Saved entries
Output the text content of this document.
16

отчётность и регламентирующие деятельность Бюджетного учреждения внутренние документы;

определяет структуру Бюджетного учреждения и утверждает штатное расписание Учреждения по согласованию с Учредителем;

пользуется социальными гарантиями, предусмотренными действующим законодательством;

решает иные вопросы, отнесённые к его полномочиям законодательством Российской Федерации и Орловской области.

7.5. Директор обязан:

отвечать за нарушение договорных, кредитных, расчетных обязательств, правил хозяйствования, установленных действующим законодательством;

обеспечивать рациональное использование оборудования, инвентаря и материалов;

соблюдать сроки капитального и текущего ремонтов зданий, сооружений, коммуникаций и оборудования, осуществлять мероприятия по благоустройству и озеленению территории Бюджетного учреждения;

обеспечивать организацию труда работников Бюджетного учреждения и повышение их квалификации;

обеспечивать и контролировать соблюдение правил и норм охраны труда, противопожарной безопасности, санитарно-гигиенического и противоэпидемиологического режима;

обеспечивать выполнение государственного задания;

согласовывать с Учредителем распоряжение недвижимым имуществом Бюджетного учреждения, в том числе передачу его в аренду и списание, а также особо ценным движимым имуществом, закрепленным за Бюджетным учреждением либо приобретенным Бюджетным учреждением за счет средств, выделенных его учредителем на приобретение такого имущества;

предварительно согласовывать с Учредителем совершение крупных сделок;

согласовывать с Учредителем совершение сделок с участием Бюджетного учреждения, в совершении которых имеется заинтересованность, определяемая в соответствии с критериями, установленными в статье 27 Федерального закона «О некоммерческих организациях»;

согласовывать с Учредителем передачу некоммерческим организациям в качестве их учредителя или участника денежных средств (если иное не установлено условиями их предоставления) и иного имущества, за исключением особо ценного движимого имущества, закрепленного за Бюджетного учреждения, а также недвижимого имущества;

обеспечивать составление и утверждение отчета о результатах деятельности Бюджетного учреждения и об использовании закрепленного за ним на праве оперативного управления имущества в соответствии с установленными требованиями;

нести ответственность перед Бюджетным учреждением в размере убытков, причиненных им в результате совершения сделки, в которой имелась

• _INSTRUCTIONS TO FOLLOW_
Above are some records; repeat all of them exactly.

• _EXPECTED OUTPUT_
Output the text content of this document.
16

отчётность и регламентирующие деятельность Бюджетного учреждения внутренние документы;

определяет структуру Бюджетного учреждения и утверждает штатное расписание Учреждения по согласованию с Учредителем;

пользуется социальными гарантиями, предусмотренными действующим законодательством;

решает иные вопросы, отнесённые к его полномочиям законодательством Российской Федерации и Орловской области.

7.5. Директор обязан:

отвечать за нарушение договорных, кредитных, расчетных обязательств, правил хозяйствования, установленных действующим законодательством;

обеспечивать рациональное использование оборудования, инвентаря и материалов;

соблюдать сроки капитального и текущего ремонтов зданий, сооружений, коммуникаций и оборудования, осуществлять мероприятия по благоустройству и озеленению территории Бюджетного учреждения;

обеспечивать организацию труда работников Бюджетного учреждения и повышение их квалификации;

обеспечивать и контролировать соблюдение правил и норм охраны труда, противопожарной безопасности, санитарно-гигиенического и противоэпидемиологического режима;

обеспечивать выполнение государственного задания;

согласовывать с Учредителем распоряжение недвижимым имуществом Бюджетного учреждения, в том числе передачу его в аренду и списание, а также особо ценным движимым имуществом, закрепленным за Бюджетным учреждением либо приобретенным Бюджетным учреждением за счет средств, выделенных его учредителем на приобретение такого имущества;

предварительно согласовывать с Учредителем совершение крупных сделок;

согласовывать с Учредителем совершение сделок с участием Бюджетного учреждения, в совершении которых имеется заинтересованность, определяемая в соответствии с критериями, установленными в статье 27 Федерального закона «О некоммерческих организациях»;

согласовывать с Учредителем передачу некоммерческим организациям в качестве их учредителя или участника денежных средств (если иное не установлено условиями их предоставления) и иного имущества, за исключением особо ценного движимого имущества, закрепленного за Бюджетного учреждения, а также недвижимого имущества;

обеспечивать составление и утверждение отчета о результатах деятельности Бюджетного учреждения и об использовании закрепленного за ним на праве оперативного управления имущества в соответствии с установленными требованиями;

нести ответственность перед Бюджетным учреждением в размере убытков, причиненных им в результате совершения сделки, в которой имелась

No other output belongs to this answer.